* [Do this]: Identify every line containing the word "Partnerzy" and reproduce each one.

Extracted records:
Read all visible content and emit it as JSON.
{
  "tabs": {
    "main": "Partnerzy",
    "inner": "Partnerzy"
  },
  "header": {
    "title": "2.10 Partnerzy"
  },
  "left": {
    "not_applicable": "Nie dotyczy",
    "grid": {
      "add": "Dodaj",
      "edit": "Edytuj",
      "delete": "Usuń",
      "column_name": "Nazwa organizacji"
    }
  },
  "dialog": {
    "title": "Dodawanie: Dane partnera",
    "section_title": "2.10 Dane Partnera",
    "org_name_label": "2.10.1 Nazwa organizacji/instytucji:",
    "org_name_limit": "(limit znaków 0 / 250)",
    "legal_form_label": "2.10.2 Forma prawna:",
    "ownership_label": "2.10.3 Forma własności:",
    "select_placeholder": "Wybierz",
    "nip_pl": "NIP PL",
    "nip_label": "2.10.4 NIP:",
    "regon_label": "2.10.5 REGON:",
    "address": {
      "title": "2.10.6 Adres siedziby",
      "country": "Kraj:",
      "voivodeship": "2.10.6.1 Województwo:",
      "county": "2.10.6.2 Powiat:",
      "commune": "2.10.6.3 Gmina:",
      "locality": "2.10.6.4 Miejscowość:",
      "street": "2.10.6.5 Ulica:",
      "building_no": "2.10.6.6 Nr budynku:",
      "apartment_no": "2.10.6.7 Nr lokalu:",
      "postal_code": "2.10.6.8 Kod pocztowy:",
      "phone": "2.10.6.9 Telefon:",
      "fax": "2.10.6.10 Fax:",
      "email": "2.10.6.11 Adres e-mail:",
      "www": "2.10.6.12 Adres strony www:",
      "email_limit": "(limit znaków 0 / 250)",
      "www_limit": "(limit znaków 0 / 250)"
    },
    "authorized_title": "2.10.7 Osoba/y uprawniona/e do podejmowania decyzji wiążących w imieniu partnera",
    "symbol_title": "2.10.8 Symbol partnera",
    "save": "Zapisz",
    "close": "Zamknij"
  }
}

* [Exercise solution]:
    "main": "Partnerzy",
    "inner": "Partnerzy"
    "title": "2.10 Partnerzy"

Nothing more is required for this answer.